[Recorded data]
···
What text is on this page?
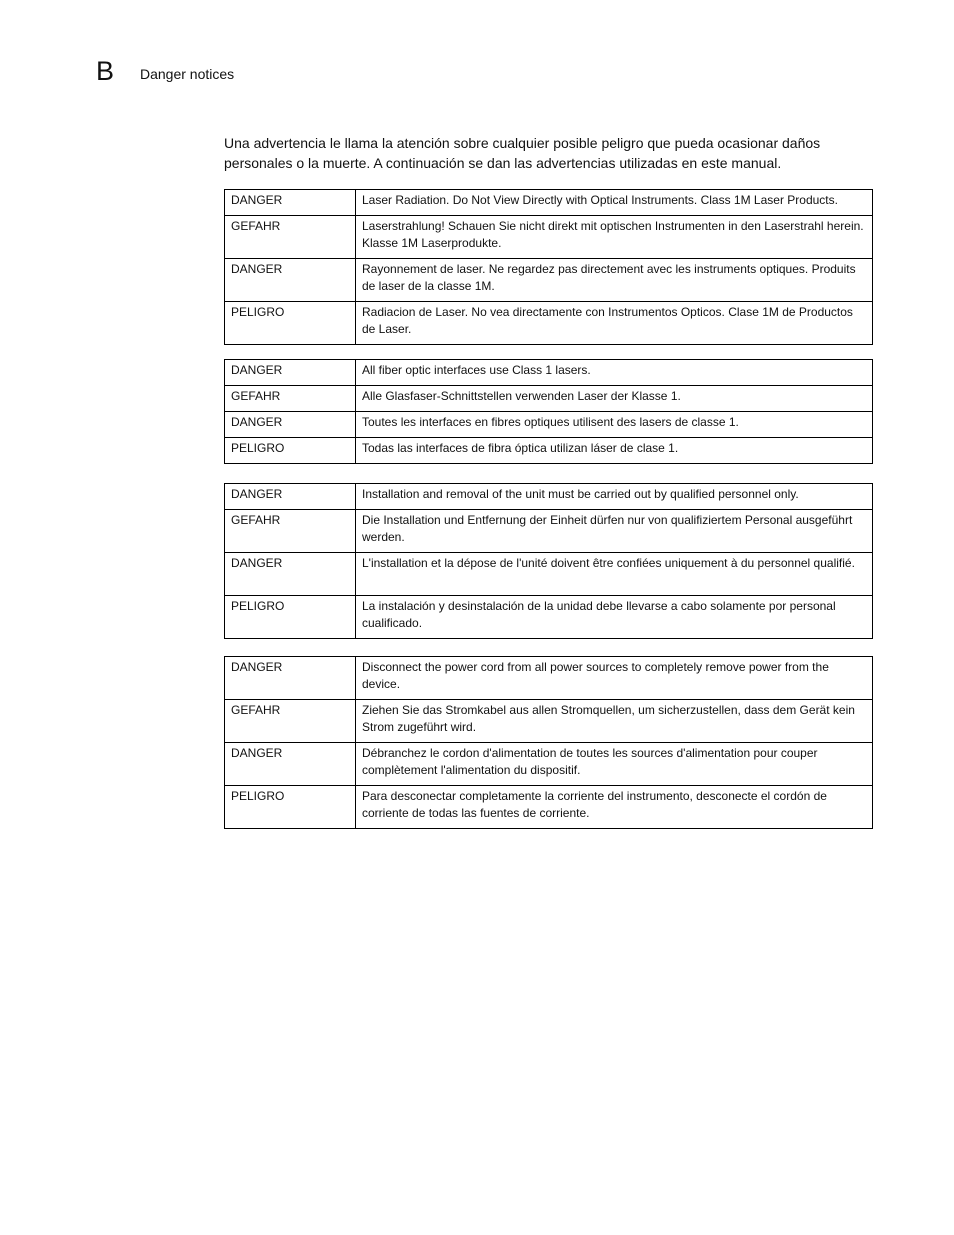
B Danger notices

Una advertencia le llama la atención sobre cualquier posible peligro que pueda ocasionar daños personales o la muerte. A continuación se dan las advertencias utilizadas en este manual.

DANGER	Laser Radiation. Do Not View Directly with Optical Instruments. Class 1M Laser Products.
GEFAHR	Laserstrahlung! Schauen Sie nicht direkt mit optischen Instrumenten in den Laserstrahl herein. Klasse 1M Laserprodukte.
DANGER	Rayonnement de laser. Ne regardez pas directement avec les instruments optiques. Produits de laser de la classe 1M.
PELIGRO	Radiacion de Laser. No vea directamente con Instrumentos Opticos. Clase 1M de Productos de Laser.
DANGER	All fiber optic interfaces use Class 1 lasers.
GEFAHR	Alle Glasfaser-Schnittstellen verwenden Laser der Klasse 1.
DANGER	Toutes les interfaces en fibres optiques utilisent des lasers de classe 1.
PELIGRO	Todas las interfaces de fibra óptica utilizan láser de clase 1.
DANGER	Installation and removal of the unit must be carried out by qualified personnel only.
GEFAHR	Die Installation und Entfernung der Einheit dürfen nur von qualifiziertem Personal ausgeführt werden.
DANGER	L'installation et la dépose de l'unité doivent être confiées uniquement à du personnel qualifié.
PELIGRO	La instalación y desinstalación de la unidad debe llevarse a cabo solamente por personal cualificado.
DANGER	Disconnect the power cord from all power sources to completely remove power from the device.
GEFAHR	Ziehen Sie das Stromkabel aus allen Stromquellen, um sicherzustellen, dass dem Gerät kein Strom zugeführt wird.
DANGER	Débranchez le cordon d'alimentation de toutes les sources d'alimentation pour couper complètement l'alimentation du dispositif.
PELIGRO	Para desconectar completamente la corriente del instrumento, desconecte el cordón de corriente de todas las fuentes de corriente.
···
_Instructions to follow:_
Using the material above, return every line exactly as it appears, minus the pictures.

_In response:_
What text is on this page?
B Danger notices

Una advertencia le llama la atención sobre cualquier posible peligro que pueda ocasionar daños personales o la muerte. A continuación se dan las advertencias utilizadas en este manual.

DANGER	Laser Radiation. Do Not View Directly with Optical Instruments. Class 1M Laser Products.
GEFAHR	Laserstrahlung! Schauen Sie nicht direkt mit optischen Instrumenten in den Laserstrahl herein. Klasse 1M Laserprodukte.
DANGER	Rayonnement de laser. Ne regardez pas directement avec les instruments optiques. Produits de laser de la classe 1M.
PELIGRO	Radiacion de Laser. No vea directamente con Instrumentos Opticos. Clase 1M de Productos de Laser.
DANGER	All fiber optic interfaces use Class 1 lasers.
GEFAHR	Alle Glasfaser-Schnittstellen verwenden Laser der Klasse 1.
DANGER	Toutes les interfaces en fibres optiques utilisent des lasers de classe 1.
PELIGRO	Todas las interfaces de fibra óptica utilizan láser de clase 1.
DANGER	Installation and removal of the unit must be carried out by qualified personnel only.
GEFAHR	Die Installation und Entfernung der Einheit dürfen nur von qualifiziertem Personal ausgeführt werden.
DANGER	L'installation et la dépose de l'unité doivent être confiées uniquement à du personnel qualifié.
PELIGRO	La instalación y desinstalación de la unidad debe llevarse a cabo solamente por personal cualificado.
DANGER	Disconnect the power cord from all power sources to completely remove power from the device.
GEFAHR	Ziehen Sie das Stromkabel aus allen Stromquellen, um sicherzustellen, dass dem Gerät kein Strom zugeführt wird.
DANGER	Débranchez le cordon d'alimentation de toutes les sources d'alimentation pour couper complètement l'alimentation du dispositif.
PELIGRO	Para desconectar completamente la corriente del instrumento, desconecte el cordón de corriente de todas las fuentes de corriente.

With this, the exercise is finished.